» **Listing**
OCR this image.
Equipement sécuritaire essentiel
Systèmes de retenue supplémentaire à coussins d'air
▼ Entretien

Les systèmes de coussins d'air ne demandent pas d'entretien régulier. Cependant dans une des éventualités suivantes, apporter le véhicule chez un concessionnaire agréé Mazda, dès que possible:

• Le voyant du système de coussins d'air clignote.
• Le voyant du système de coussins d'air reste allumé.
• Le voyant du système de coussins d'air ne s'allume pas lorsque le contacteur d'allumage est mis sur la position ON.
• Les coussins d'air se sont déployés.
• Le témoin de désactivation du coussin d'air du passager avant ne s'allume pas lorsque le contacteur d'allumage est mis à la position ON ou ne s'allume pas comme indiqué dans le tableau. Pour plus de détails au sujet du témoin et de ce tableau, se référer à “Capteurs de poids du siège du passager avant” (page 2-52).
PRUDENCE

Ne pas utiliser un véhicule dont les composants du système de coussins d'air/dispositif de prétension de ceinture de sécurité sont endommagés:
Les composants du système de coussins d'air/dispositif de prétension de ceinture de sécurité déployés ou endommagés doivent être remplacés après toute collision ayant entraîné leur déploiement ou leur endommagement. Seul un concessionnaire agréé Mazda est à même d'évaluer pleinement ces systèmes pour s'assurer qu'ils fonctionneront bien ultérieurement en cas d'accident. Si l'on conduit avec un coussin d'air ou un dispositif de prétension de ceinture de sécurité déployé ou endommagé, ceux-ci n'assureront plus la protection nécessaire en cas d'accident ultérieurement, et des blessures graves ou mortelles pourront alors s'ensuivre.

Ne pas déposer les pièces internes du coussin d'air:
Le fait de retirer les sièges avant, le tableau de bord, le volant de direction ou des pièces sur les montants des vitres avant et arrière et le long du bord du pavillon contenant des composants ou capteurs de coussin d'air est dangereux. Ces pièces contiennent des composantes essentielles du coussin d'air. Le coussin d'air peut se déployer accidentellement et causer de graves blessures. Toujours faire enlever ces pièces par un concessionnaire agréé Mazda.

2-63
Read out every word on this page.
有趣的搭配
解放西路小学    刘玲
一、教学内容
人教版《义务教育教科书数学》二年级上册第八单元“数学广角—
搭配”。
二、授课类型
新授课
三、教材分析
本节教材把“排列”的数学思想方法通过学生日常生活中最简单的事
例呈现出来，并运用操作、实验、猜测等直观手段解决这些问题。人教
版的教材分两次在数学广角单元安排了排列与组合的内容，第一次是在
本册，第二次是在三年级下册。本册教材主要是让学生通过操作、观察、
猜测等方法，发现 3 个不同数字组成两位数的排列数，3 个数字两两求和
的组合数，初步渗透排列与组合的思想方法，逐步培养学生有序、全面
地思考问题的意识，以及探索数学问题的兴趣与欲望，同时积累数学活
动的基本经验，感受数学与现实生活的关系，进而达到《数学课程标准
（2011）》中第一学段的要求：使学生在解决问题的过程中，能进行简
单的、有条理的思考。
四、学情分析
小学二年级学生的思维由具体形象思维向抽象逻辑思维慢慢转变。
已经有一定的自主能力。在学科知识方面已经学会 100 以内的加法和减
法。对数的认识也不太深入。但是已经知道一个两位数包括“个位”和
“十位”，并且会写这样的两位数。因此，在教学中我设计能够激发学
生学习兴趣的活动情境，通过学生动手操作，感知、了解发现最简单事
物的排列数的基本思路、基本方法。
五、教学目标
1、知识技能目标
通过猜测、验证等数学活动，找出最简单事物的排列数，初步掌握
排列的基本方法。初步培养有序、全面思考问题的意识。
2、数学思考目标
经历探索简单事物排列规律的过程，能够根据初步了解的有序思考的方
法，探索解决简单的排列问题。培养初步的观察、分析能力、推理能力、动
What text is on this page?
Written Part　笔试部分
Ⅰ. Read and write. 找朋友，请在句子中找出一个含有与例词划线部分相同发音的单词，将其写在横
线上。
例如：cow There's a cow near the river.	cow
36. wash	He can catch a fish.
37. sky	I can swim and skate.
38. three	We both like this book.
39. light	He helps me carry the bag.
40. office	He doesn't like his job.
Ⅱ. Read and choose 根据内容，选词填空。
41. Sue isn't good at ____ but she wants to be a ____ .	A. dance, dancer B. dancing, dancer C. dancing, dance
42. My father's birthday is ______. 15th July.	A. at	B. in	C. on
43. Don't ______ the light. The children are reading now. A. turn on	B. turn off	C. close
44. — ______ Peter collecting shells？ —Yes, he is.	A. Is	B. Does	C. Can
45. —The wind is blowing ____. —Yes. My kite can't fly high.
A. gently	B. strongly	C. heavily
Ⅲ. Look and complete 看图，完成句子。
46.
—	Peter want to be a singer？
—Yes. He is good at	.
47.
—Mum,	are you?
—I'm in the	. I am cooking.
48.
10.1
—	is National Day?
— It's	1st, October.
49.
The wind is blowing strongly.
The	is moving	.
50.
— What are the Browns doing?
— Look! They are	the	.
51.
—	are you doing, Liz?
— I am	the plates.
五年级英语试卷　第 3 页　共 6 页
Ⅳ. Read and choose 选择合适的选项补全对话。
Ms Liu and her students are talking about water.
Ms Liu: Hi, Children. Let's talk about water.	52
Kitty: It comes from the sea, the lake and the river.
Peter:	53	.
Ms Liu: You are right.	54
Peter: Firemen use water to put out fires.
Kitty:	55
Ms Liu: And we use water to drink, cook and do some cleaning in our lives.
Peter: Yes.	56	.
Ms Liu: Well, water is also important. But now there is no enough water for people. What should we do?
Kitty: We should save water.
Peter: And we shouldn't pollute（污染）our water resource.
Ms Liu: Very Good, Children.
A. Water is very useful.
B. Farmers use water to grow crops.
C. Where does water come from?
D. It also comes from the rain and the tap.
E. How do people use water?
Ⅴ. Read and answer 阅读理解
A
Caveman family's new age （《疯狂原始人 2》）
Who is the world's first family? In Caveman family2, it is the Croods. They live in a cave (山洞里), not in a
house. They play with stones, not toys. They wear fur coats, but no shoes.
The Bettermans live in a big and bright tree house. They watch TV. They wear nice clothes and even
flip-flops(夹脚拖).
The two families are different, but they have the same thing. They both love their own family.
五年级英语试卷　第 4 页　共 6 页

» **Set exercise**
Take the lines above and print them exactly.

» **Result of this exercise**
OCR this image.
Equipement sécuritaire essentiel
Systèmes de retenue supplémentaire à coussins d'air
▼ Entretien

Les systèmes de coussins d'air ne demandent pas d'entretien régulier. Cependant dans une des éventualités suivantes, apporter le véhicule chez un concessionnaire agréé Mazda, dès que possible:

• Le voyant du système de coussins d'air clignote.
• Le voyant du système de coussins d'air reste allumé.
• Le voyant du système de coussins d'air ne s'allume pas lorsque le contacteur d'allumage est mis sur la position ON.
• Les coussins d'air se sont déployés.
• Le témoin de désactivation du coussin d'air du passager avant ne s'allume pas lorsque le contacteur d'allumage est mis à la position ON ou ne s'allume pas comme indiqué dans le tableau. Pour plus de détails au sujet du témoin et de ce tableau, se référer à “Capteurs de poids du siège du passager avant” (page 2-52).
PRUDENCE

Ne pas utiliser un véhicule dont les composants du système de coussins d'air/dispositif de prétension de ceinture de sécurité sont endommagés:
Les composants du système de coussins d'air/dispositif de prétension de ceinture de sécurité déployés ou endommagés doivent être remplacés après toute collision ayant entraîné leur déploiement ou leur endommagement. Seul un concessionnaire agréé Mazda est à même d'évaluer pleinement ces systèmes pour s'assurer qu'ils fonctionneront bien ultérieurement en cas d'accident. Si l'on conduit avec un coussin d'air ou un dispositif de prétension de ceinture de sécurité déployé ou endommagé, ceux-ci n'assureront plus la protection nécessaire en cas d'accident ultérieurement, et des blessures graves ou mortelles pourront alors s'ensuivre.

Ne pas déposer les pièces internes du coussin d'air:
Le fait de retirer les sièges avant, le tableau de bord, le volant de direction ou des pièces sur les montants des vitres avant et arrière et le long du bord du pavillon contenant des composants ou capteurs de coussin d'air est dangereux. Ces pièces contiennent des composantes essentielles du coussin d'air. Le coussin d'air peut se déployer accidentellement et causer de graves blessures. Toujours faire enlever ces pièces par un concessionnaire agréé Mazda.

2-63
Read out every word on this page.
有趣的搭配
解放西路小学    刘玲
一、教学内容
人教版《义务教育教科书数学》二年级上册第八单元“数学广角—
搭配”。
二、授课类型
新授课
三、教材分析
本节教材把“排列”的数学思想方法通过学生日常生活中最简单的事
例呈现出来，并运用操作、实验、猜测等直观手段解决这些问题。人教
版的教材分两次在数学广角单元安排了排列与组合的内容，第一次是在
本册，第二次是在三年级下册。本册教材主要是让学生通过操作、观察、
猜测等方法，发现 3 个不同数字组成两位数的排列数，3 个数字两两求和
的组合数，初步渗透排列与组合的思想方法，逐步培养学生有序、全面
地思考问题的意识，以及探索数学问题的兴趣与欲望，同时积累数学活
动的基本经验，感受数学与现实生活的关系，进而达到《数学课程标准
（2011）》中第一学段的要求：使学生在解决问题的过程中，能进行简
单的、有条理的思考。
四、学情分析
小学二年级学生的思维由具体形象思维向抽象逻辑思维慢慢转变。
已经有一定的自主能力。在学科知识方面已经学会 100 以内的加法和减
法。对数的认识也不太深入。但是已经知道一个两位数包括“个位”和
“十位”，并且会写这样的两位数。因此，在教学中我设计能够激发学
生学习兴趣的活动情境，通过学生动手操作，感知、了解发现最简单事
物的排列数的基本思路、基本方法。
五、教学目标
1、知识技能目标
通过猜测、验证等数学活动，找出最简单事物的排列数，初步掌握
排列的基本方法。初步培养有序、全面思考问题的意识。
2、数学思考目标
经历探索简单事物排列规律的过程，能够根据初步了解的有序思考的方
法，探索解决简单的排列问题。培养初步的观察、分析能力、推理能力、动
What text is on this page?
Written Part　笔试部分
Ⅰ. Read and write. 找朋友，请在句子中找出一个含有与例词划线部分相同发音的单词，将其写在横
线上。
例如：cow There's a cow near the river.	cow
36. wash	He can catch a fish.
37. sky	I can swim and skate.
38. three	We both like this book.
39. light	He helps me carry the bag.
40. office	He doesn't like his job.
Ⅱ. Read and choose 根据内容，选词填空。
41. Sue isn't good at ____ but she wants to be a ____ .	A. dance, dancer B. dancing, dancer C. dancing, dance
42. My father's birthday is ______. 15th July.	A. at	B. in	C. on
43. Don't ______ the light. The children are reading now. A. turn on	B. turn off	C. close
44. — ______ Peter collecting shells？ —Yes, he is.	A. Is	B. Does	C. Can
45. —The wind is blowing ____. —Yes. My kite can't fly high.
A. gently	B. strongly	C. heavily
Ⅲ. Look and complete 看图，完成句子。
46.
—	Peter want to be a singer？
—Yes. He is good at	.
47.
—Mum,	are you?
—I'm in the	. I am cooking.
48.
10.1
—	is National Day?
— It's	1st, October.
49.
The wind is blowing strongly.
The	is moving	.
50.
— What are the Browns doing?
— Look! They are	the	.
51.
—	are you doing, Liz?
— I am	the plates.
五年级英语试卷　第 3 页　共 6 页
Ⅳ. Read and choose 选择合适的选项补全对话。
Ms Liu and her students are talking about water.
Ms Liu: Hi, Children. Let's talk about water.	52
Kitty: It comes from the sea, the lake and the river.
Peter:	53	.
Ms Liu: You are right.	54
Peter: Firemen use water to put out fires.
Kitty:	55
Ms Liu: And we use water to drink, cook and do some cleaning in our lives.
Peter: Yes.	56	.
Ms Liu: Well, water is also important. But now there is no enough water for people. What should we do?
Kitty: We should save water.
Peter: And we shouldn't pollute（污染）our water resource.
Ms Liu: Very Good, Children.
A. Water is very useful.
B. Farmers use water to grow crops.
C. Where does water come from?
D. It also comes from the rain and the tap.
E. How do people use water?
Ⅴ. Read and answer 阅读理解
A
Caveman family's new age （《疯狂原始人 2》）
Who is the world's first family? In Caveman family2, it is the Croods. They live in a cave (山洞里), not in a
house. They play with stones, not toys. They wear fur coats, but no shoes.
The Bettermans live in a big and bright tree house. They watch TV. They wear nice clothes and even
flip-flops(夹脚拖).
The two families are different, but they have the same thing. They both love their own family.
五年级英语试卷　第 4 页　共 6 页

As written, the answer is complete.